◆ TASK OBJECTIVE:
Print every line of the records below verbatim, from the first line to the last.
--- start SUPPLIED MATERIAL ---
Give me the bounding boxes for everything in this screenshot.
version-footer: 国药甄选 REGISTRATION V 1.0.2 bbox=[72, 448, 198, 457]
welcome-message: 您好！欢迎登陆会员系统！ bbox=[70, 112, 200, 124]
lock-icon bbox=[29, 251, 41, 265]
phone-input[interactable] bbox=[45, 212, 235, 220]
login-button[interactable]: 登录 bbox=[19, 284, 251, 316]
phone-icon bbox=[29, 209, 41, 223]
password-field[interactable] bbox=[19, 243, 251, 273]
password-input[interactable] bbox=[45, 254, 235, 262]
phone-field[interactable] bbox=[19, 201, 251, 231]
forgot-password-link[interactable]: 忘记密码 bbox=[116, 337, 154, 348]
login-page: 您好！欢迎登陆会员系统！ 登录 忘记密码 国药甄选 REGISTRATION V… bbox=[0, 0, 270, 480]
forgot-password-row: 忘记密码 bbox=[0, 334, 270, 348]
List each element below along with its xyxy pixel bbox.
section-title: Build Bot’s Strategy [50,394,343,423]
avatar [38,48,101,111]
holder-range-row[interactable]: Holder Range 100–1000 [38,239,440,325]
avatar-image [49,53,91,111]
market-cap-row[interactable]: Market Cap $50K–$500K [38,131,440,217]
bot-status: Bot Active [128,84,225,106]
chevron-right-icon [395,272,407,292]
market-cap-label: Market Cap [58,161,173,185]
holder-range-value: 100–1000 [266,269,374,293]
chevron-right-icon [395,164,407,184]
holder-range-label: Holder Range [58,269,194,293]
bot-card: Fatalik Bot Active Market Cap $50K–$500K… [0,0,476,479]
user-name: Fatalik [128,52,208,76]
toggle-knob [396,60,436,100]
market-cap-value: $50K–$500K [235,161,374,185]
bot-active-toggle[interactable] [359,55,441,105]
--- end SUPPLIED MATERIAL ---
◆ COMPLETE RESPONSE:
Give me the bounding boxes for everything in this screenshot.
version-footer: 国药甄选 REGISTRATION V 1.0.2 bbox=[72, 448, 198, 457]
welcome-message: 您好！欢迎登陆会员系统！ bbox=[70, 112, 200, 124]
lock-icon bbox=[29, 251, 41, 265]
phone-input[interactable] bbox=[45, 212, 235, 220]
login-button[interactable]: 登录 bbox=[19, 284, 251, 316]
phone-icon bbox=[29, 209, 41, 223]
password-field[interactable] bbox=[19, 243, 251, 273]
password-input[interactable] bbox=[45, 254, 235, 262]
phone-field[interactable] bbox=[19, 201, 251, 231]
forgot-password-link[interactable]: 忘记密码 bbox=[116, 337, 154, 348]
login-page: 您好！欢迎登陆会员系统！ 登录 忘记密码 国药甄选 REGISTRATION V… bbox=[0, 0, 270, 480]
forgot-password-row: 忘记密码 bbox=[0, 334, 270, 348]
List each element below along with its xyxy pixel bbox.
section-title: Build Bot’s Strategy [50,394,343,423]
avatar [38,48,101,111]
holder-range-row[interactable]: Holder Range 100–1000 [38,239,440,325]
avatar-image [49,53,91,111]
market-cap-row[interactable]: Market Cap $50K–$500K [38,131,440,217]
bot-status: Bot Active [128,84,225,106]
chevron-right-icon [395,272,407,292]
market-cap-label: Market Cap [58,161,173,185]
holder-range-value: 100–1000 [266,269,374,293]
chevron-right-icon [395,164,407,184]
holder-range-label: Holder Range [58,269,194,293]
bot-card: Fatalik Bot Active Market Cap $50K–$500K… [0,0,476,479]
user-name: Fatalik [128,52,208,76]
toggle-knob [396,60,436,100]
market-cap-value: $50K–$500K [235,161,374,185]
bot-active-toggle[interactable] [359,55,441,105]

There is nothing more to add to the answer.